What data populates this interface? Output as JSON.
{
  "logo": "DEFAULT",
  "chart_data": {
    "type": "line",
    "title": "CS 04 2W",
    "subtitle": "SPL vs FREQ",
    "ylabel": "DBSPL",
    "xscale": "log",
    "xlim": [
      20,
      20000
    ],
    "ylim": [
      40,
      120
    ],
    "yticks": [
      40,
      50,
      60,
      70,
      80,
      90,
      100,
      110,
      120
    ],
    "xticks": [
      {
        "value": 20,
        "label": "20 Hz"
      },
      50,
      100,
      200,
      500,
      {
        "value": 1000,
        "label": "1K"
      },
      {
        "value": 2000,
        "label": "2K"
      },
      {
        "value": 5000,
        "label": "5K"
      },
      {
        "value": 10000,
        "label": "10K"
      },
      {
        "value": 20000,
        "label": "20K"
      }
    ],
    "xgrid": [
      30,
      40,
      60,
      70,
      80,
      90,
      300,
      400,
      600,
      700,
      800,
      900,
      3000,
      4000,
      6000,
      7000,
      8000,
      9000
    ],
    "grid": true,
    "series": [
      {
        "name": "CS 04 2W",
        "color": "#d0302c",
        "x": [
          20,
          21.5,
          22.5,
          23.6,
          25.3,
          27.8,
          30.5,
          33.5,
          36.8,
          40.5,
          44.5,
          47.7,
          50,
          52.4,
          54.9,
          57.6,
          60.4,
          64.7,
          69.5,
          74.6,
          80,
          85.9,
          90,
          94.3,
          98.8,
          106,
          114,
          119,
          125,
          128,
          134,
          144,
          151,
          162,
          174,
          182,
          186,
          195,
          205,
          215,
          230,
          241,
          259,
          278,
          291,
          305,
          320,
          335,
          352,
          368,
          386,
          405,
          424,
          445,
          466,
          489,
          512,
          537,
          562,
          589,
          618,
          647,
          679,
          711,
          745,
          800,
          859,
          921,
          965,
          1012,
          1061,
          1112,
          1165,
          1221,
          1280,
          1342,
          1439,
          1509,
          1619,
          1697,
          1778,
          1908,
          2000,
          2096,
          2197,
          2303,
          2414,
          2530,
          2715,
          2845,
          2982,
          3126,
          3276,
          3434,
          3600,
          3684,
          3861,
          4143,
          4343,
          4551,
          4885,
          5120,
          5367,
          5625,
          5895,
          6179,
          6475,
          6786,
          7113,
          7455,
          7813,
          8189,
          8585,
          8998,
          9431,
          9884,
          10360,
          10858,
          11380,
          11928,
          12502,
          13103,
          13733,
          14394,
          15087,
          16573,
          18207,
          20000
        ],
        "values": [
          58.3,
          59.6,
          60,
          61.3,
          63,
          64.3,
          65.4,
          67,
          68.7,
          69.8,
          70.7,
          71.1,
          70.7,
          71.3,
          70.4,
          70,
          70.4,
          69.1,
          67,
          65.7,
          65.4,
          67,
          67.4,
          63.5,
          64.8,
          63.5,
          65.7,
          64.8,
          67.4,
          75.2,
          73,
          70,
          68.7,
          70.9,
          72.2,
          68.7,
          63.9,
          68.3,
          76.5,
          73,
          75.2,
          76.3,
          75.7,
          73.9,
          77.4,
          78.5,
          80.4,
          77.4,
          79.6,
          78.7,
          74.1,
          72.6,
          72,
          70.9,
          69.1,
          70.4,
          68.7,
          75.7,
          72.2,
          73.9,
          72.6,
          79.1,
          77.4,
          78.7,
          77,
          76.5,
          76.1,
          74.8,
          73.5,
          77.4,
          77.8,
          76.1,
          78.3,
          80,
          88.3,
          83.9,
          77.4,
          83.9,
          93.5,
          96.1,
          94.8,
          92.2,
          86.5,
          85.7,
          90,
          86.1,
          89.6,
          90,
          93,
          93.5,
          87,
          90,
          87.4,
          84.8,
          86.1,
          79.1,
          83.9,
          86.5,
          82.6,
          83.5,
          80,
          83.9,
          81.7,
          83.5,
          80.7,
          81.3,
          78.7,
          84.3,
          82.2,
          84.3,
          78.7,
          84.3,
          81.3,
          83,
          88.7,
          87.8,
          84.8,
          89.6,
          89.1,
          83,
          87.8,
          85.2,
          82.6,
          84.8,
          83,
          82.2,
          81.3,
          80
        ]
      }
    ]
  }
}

#### [What the task requires]
Reproduce the listing in full. Keep it exactly as written.

#### [Answer below]
What data populates this interface? Output as JSON.
{
  "logo": "DEFAULT",
  "chart_data": {
    "type": "line",
    "title": "CS 04 2W",
    "subtitle": "SPL vs FREQ",
    "ylabel": "DBSPL",
    "xscale": "log",
    "xlim": [
      20,
      20000
    ],
    "ylim": [
      40,
      120
    ],
    "yticks": [
      40,
      50,
      60,
      70,
      80,
      90,
      100,
      110,
      120
    ],
    "xticks": [
      {
        "value": 20,
        "label": "20 Hz"
      },
      50,
      100,
      200,
      500,
      {
        "value": 1000,
        "label": "1K"
      },
      {
        "value": 2000,
        "label": "2K"
      },
      {
        "value": 5000,
        "label": "5K"
      },
      {
        "value": 10000,
        "label": "10K"
      },
      {
        "value": 20000,
        "label": "20K"
      }
    ],
    "xgrid": [
      30,
      40,
      60,
      70,
      80,
      90,
      300,
      400,
      600,
      700,
      800,
      900,
      3000,
      4000,
      6000,
      7000,
      8000,
      9000
    ],
    "grid": true,
    "series": [
      {
        "name": "CS 04 2W",
        "color": "#d0302c",
        "x": [
          20,
          21.5,
          22.5,
          23.6,
          25.3,
          27.8,
          30.5,
          33.5,
          36.8,
          40.5,
          44.5,
          47.7,
          50,
          52.4,
          54.9,
          57.6,
          60.4,
          64.7,
          69.5,
          74.6,
          80,
          85.9,
          90,
          94.3,
          98.8,
          106,
          114,
          119,
          125,
          128,
          134,
          144,
          151,
          162,
          174,
          182,
          186,
          195,
          205,
          215,
          230,
          241,
          259,
          278,
          291,
          305,
          320,
          335,
          352,
          368,
          386,
          405,
          424,
          445,
          466,
          489,
          512,
          537,
          562,
          589,
          618,
          647,
          679,
          711,
          745,
          800,
          859,
          921,
          965,
          1012,
          1061,
          1112,
          1165,
          1221,
          1280,
          1342,
          1439,
          1509,
          1619,
          1697,
          1778,
          1908,
          2000,
          2096,
          2197,
          2303,
          2414,
          2530,
          2715,
          2845,
          2982,
          3126,
          3276,
          3434,
          3600,
          3684,
          3861,
          4143,
          4343,
          4551,
          4885,
          5120,
          5367,
          5625,
          5895,
          6179,
          6475,
          6786,
          7113,
          7455,
          7813,
          8189,
          8585,
          8998,
          9431,
          9884,
          10360,
          10858,
          11380,
          11928,
          12502,
          13103,
          13733,
          14394,
          15087,
          16573,
          18207,
          20000
        ],
        "values": [
          58.3,
          59.6,
          60,
          61.3,
          63,
          64.3,
          65.4,
          67,
          68.7,
          69.8,
          70.7,
          71.1,
          70.7,
          71.3,
          70.4,
          70,
          70.4,
          69.1,
          67,
          65.7,
          65.4,
          67,
          67.4,
          63.5,
          64.8,
          63.5,
          65.7,
          64.8,
          67.4,
          75.2,
          73,
          70,
          68.7,
          70.9,
          72.2,
          68.7,
          63.9,
          68.3,
          76.5,
          73,
          75.2,
          76.3,
          75.7,
          73.9,
          77.4,
          78.5,
          80.4,
          77.4,
          79.6,
          78.7,
          74.1,
          72.6,
          72,
          70.9,
          69.1,
          70.4,
          68.7,
          75.7,
          72.2,
          73.9,
          72.6,
          79.1,
          77.4,
          78.7,
          77,
          76.5,
          76.1,
          74.8,
          73.5,
          77.4,
          77.8,
          76.1,
          78.3,
          80,
          88.3,
          83.9,
          77.4,
          83.9,
          93.5,
          96.1,
          94.8,
          92.2,
          86.5,
          85.7,
          90,
          86.1,
          89.6,
          90,
          93,
          93.5,
          87,
          90,
          87.4,
          84.8,
          86.1,
          79.1,
          83.9,
          86.5,
          82.6,
          83.5,
          80,
          83.9,
          81.7,
          83.5,
          80.7,
          81.3,
          78.7,
          84.3,
          82.2,
          84.3,
          78.7,
          84.3,
          81.3,
          83,
          88.7,
          87.8,
          84.8,
          89.6,
          89.1,
          83,
          87.8,
          85.2,
          82.6,
          84.8,
          83,
          82.2,
          81.3,
          80
        ]
      }
    ]
  }
}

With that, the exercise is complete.